> [Task goal]: Copy down every line where the string "page" shows up.
##############################
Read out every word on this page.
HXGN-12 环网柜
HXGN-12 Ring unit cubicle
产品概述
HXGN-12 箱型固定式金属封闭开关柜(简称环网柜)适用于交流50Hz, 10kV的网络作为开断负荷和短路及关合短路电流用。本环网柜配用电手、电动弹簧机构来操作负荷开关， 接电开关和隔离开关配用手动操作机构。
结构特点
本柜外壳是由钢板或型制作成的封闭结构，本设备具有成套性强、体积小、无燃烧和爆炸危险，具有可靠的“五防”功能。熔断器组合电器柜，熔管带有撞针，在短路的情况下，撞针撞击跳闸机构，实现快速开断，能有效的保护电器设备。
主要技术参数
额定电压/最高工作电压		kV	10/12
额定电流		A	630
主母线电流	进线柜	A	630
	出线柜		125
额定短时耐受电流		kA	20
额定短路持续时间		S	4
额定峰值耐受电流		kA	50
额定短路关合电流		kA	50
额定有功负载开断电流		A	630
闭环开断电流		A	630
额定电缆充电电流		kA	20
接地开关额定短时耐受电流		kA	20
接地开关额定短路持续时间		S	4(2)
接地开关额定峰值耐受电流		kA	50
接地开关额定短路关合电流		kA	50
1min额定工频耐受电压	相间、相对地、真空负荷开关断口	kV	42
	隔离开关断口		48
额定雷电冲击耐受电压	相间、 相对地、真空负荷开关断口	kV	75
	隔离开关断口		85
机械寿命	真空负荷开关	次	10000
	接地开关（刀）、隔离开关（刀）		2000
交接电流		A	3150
##############################
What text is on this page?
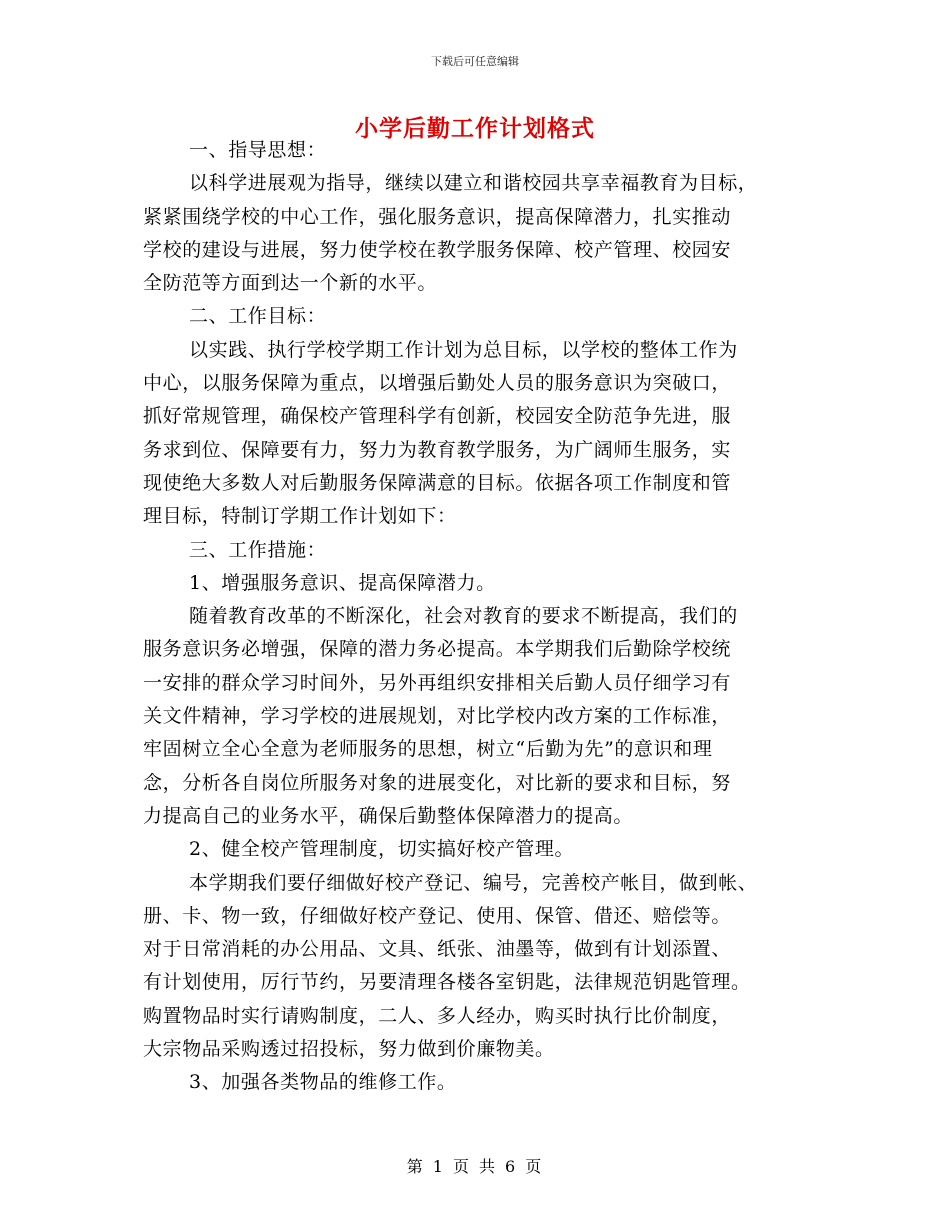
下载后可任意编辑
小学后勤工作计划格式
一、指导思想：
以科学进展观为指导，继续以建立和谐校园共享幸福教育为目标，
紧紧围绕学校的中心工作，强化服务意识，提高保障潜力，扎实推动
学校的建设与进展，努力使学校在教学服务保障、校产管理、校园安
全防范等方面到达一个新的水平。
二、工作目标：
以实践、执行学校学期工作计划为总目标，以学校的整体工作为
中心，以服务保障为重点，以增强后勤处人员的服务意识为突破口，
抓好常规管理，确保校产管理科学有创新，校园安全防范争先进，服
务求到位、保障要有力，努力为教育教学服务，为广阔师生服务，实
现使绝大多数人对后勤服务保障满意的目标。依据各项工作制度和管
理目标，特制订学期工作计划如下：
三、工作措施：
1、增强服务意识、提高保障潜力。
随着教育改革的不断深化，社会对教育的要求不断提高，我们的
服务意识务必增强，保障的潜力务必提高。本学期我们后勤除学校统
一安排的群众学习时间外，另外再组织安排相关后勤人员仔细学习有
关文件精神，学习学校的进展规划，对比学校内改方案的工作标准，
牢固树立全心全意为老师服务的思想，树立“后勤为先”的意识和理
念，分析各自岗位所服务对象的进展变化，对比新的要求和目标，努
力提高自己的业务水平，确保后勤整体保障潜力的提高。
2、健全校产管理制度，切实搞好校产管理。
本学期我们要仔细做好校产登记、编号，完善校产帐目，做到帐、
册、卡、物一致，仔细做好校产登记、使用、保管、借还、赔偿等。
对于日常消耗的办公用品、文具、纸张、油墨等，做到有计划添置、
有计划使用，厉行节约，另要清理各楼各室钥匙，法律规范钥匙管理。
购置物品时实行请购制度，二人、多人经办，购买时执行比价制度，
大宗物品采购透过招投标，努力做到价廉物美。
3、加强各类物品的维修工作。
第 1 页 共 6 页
##############################
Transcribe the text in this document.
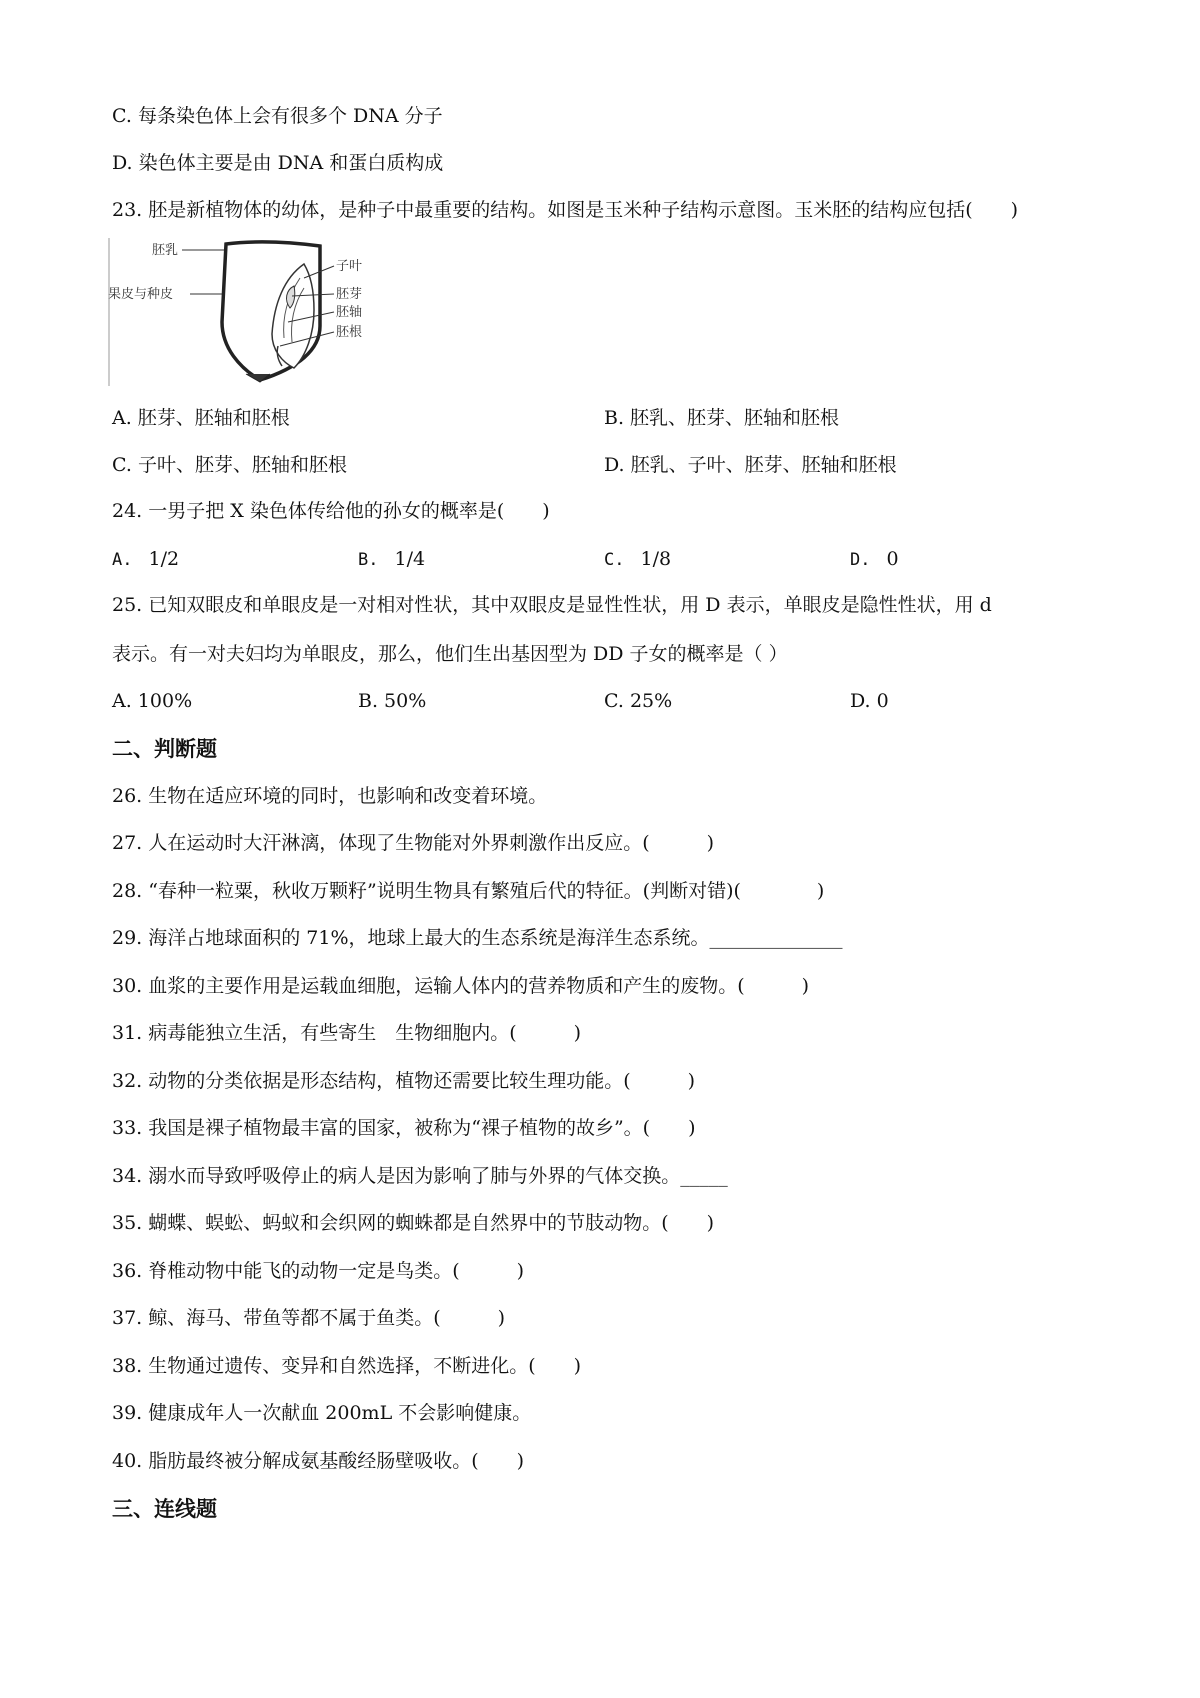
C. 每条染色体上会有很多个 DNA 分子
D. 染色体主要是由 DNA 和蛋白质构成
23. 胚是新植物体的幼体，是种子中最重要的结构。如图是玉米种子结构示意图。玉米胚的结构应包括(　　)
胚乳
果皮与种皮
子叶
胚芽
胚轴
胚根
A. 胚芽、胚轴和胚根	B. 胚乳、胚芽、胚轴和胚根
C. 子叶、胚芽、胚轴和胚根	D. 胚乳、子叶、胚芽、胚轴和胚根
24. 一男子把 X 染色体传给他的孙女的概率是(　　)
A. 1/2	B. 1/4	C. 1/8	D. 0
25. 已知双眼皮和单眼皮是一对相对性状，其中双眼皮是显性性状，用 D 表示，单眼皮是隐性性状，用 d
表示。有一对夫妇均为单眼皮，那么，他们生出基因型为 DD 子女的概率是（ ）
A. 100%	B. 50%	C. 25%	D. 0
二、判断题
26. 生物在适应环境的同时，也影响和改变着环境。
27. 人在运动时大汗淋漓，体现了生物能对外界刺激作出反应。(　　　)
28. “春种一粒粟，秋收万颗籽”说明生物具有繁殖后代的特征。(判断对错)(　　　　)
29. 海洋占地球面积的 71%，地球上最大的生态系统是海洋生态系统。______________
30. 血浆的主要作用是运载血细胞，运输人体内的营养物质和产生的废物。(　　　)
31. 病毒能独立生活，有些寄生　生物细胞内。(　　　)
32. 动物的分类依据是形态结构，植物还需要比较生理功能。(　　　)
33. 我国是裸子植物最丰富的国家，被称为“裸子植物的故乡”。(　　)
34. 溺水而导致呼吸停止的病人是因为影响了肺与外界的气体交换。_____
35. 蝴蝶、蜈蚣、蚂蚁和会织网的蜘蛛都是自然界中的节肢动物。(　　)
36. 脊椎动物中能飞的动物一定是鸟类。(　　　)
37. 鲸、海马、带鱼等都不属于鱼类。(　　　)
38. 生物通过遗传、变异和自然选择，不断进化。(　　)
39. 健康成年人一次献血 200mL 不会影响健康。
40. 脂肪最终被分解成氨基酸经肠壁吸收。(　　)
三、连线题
##############################
> [Task response]:
Read out every word on this page.
What text is on this page?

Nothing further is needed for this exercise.